┌──

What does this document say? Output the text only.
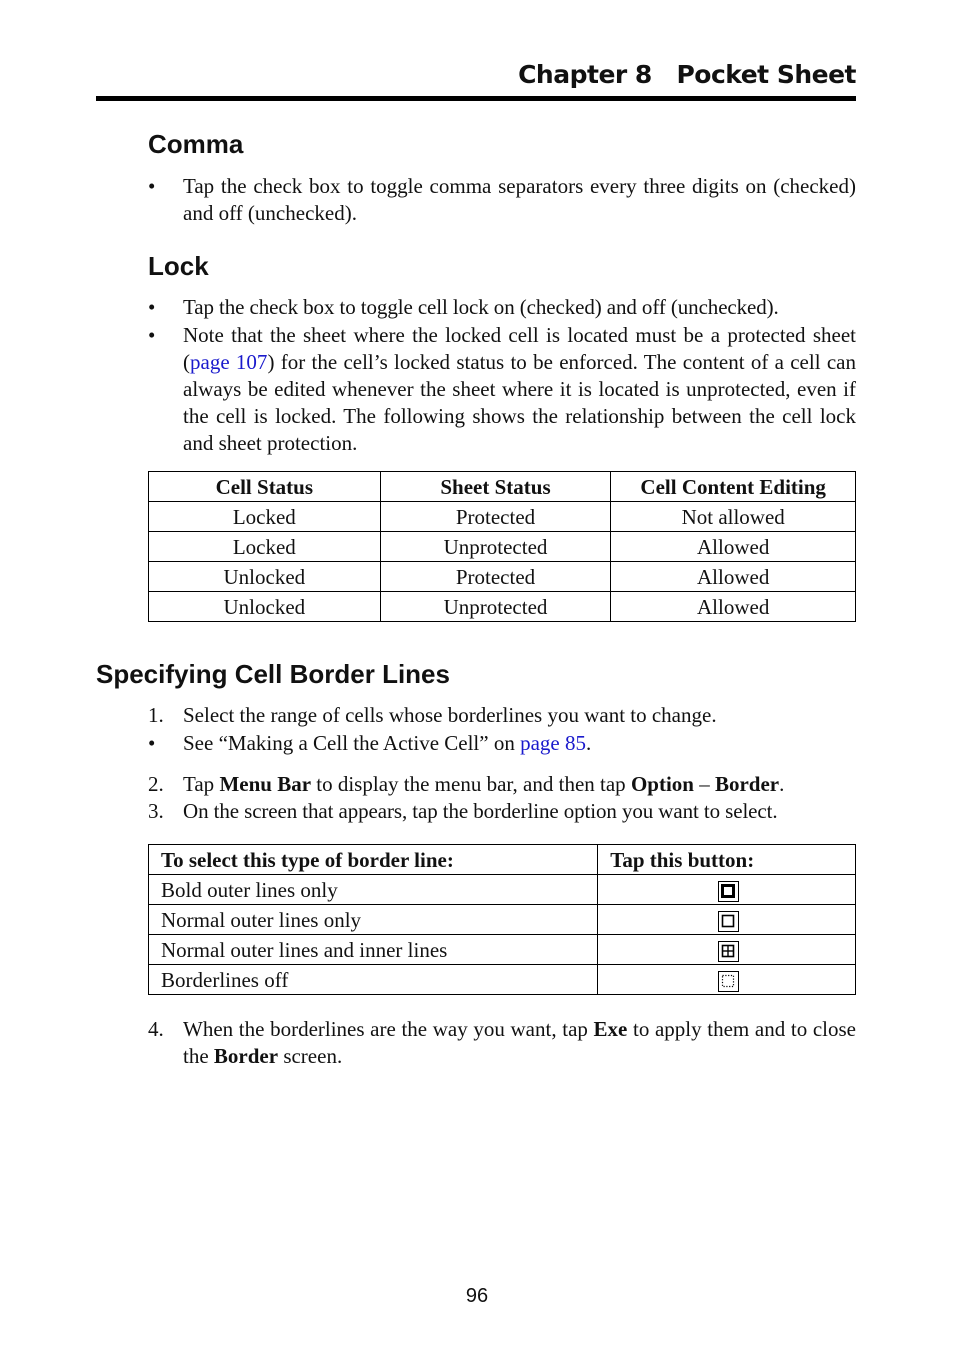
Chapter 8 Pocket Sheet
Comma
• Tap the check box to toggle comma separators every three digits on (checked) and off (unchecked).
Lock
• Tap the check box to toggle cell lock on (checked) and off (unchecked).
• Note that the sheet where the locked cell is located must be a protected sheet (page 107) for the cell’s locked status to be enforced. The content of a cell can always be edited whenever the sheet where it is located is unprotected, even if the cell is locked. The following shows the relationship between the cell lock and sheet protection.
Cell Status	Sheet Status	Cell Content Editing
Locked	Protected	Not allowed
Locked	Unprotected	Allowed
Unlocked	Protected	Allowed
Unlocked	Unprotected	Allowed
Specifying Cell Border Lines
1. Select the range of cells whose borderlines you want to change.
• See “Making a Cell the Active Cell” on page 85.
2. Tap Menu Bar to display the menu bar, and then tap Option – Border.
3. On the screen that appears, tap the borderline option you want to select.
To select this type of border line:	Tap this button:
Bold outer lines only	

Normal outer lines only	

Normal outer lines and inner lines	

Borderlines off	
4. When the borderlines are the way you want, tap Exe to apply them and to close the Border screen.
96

└──
┌──

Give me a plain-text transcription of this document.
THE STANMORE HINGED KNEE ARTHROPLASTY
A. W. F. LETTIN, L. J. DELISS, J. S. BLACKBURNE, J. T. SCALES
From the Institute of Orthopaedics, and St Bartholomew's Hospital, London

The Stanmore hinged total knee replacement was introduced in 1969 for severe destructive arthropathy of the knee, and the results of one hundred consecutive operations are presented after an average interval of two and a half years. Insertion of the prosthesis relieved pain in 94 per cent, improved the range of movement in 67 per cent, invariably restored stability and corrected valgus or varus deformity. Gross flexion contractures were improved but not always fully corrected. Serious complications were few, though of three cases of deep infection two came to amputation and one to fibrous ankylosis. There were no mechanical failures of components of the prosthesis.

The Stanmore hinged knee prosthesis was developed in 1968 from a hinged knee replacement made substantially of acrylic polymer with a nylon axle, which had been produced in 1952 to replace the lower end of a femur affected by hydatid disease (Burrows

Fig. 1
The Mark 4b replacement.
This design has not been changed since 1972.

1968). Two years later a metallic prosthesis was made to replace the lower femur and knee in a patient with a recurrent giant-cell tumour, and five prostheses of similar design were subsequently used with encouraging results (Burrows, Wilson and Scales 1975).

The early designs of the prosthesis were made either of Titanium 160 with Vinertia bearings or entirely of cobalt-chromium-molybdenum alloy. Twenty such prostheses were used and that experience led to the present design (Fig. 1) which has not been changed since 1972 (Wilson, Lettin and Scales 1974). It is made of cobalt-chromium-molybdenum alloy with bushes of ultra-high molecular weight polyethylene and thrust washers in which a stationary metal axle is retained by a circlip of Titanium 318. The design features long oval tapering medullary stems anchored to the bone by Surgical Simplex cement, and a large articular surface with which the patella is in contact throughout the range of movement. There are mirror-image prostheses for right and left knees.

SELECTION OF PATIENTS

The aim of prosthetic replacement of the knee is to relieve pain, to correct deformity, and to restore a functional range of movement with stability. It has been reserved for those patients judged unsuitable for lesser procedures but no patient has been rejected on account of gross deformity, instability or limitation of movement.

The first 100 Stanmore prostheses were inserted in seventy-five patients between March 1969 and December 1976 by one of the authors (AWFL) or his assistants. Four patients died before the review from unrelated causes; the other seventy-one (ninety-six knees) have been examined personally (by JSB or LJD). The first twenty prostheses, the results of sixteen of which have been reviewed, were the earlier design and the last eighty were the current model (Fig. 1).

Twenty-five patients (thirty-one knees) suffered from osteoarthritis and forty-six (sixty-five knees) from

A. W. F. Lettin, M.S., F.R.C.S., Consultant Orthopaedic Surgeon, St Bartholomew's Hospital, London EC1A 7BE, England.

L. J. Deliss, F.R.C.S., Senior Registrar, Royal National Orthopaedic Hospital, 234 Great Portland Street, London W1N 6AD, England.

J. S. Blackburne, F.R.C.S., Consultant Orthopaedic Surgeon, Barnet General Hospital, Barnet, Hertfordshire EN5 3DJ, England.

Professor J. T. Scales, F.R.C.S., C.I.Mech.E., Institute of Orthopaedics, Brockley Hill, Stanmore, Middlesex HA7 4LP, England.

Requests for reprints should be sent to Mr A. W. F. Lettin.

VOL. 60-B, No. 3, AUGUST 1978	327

└──
┌──

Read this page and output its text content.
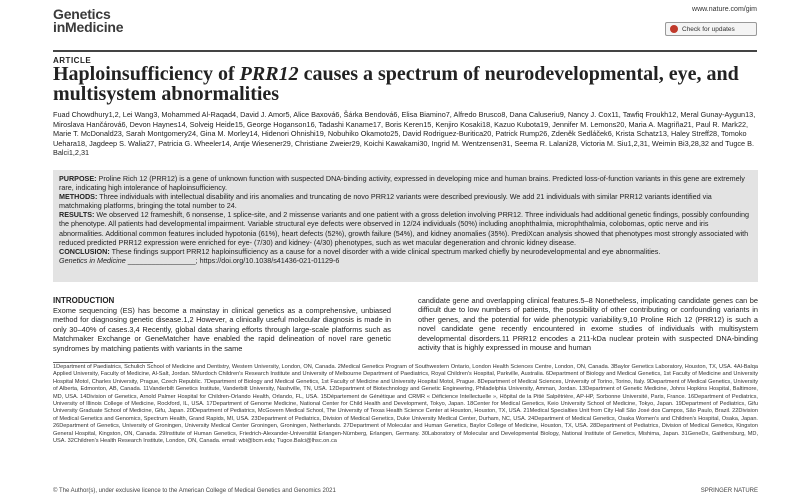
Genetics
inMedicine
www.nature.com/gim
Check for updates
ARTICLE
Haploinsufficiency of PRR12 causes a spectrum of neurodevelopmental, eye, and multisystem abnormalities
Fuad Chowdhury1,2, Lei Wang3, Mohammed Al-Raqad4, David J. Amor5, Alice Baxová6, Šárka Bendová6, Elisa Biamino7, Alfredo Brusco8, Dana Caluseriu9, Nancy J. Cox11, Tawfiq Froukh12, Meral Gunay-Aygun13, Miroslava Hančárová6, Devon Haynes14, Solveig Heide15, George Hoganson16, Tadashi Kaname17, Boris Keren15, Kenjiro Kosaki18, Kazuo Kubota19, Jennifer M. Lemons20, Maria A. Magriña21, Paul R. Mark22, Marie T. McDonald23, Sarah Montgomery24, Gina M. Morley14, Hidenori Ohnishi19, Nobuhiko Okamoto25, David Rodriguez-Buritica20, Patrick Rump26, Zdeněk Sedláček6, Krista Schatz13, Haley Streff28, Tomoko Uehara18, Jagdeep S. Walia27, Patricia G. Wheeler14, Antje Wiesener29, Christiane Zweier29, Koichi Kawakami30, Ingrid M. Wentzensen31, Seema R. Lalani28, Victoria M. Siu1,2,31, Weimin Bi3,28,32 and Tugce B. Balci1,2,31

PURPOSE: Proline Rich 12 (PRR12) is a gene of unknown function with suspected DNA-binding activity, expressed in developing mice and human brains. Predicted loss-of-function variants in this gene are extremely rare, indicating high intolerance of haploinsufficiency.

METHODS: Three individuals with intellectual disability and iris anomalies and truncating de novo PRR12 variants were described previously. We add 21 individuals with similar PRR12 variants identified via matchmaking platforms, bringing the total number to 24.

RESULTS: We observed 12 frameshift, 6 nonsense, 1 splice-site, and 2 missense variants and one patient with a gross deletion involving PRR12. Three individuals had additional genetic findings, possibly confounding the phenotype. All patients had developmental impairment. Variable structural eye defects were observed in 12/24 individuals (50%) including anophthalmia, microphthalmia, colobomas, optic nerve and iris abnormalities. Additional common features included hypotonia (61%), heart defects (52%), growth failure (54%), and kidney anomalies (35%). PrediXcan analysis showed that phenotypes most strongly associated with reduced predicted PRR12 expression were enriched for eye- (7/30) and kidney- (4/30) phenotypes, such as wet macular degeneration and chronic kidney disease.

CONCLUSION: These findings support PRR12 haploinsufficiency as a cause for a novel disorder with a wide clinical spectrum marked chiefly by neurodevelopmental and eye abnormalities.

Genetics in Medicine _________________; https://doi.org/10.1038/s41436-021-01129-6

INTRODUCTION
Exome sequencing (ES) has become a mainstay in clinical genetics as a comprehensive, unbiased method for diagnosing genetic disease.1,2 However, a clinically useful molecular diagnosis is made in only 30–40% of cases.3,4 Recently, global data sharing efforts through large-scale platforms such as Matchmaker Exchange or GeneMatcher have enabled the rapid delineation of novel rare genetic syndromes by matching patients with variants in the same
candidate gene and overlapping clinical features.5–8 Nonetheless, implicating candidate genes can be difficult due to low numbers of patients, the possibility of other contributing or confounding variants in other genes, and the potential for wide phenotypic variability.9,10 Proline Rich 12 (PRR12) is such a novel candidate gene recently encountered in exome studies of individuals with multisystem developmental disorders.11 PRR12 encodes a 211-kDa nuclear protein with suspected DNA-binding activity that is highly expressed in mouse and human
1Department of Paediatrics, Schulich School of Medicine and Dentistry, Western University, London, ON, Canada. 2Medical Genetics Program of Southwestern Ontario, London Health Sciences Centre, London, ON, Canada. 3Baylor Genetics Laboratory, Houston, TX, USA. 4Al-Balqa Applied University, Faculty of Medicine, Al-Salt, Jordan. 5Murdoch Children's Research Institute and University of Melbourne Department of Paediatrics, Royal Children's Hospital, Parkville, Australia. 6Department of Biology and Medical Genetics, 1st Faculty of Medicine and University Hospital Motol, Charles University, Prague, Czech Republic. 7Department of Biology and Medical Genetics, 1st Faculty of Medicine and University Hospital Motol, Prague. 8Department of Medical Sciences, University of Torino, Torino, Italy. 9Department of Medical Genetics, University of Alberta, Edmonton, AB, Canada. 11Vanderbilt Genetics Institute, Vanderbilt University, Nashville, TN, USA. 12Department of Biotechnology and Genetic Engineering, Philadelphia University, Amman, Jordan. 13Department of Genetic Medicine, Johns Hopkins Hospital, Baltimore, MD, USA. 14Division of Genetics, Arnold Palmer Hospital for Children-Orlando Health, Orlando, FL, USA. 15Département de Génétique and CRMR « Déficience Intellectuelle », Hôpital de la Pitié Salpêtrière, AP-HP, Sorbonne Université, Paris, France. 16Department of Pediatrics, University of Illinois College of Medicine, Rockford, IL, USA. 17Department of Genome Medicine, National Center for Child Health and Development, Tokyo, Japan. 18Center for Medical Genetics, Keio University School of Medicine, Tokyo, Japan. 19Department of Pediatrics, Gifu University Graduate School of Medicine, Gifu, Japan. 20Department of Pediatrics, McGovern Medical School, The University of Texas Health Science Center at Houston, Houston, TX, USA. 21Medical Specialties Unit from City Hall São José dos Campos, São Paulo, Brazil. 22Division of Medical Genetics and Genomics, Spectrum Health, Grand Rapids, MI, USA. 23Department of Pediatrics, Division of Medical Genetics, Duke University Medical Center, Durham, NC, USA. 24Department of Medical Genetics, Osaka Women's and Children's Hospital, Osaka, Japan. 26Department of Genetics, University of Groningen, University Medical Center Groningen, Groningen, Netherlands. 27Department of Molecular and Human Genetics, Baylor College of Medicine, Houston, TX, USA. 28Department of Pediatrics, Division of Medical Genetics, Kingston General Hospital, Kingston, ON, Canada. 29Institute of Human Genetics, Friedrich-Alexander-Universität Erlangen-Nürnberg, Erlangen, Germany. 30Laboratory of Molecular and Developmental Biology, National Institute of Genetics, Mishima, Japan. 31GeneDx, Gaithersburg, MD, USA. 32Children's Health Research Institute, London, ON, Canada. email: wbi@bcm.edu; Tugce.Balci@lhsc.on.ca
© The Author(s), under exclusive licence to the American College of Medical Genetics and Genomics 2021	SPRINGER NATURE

└──

## WORK ORDER
In the material above, find each line that has the string "screen" and return it.

## ANSWER TO THIS TASK
3. On the screen that appears, tap the borderline option you want to select.
4. When the borderlines are the way you want, tap Exe to apply them and to close the Border screen.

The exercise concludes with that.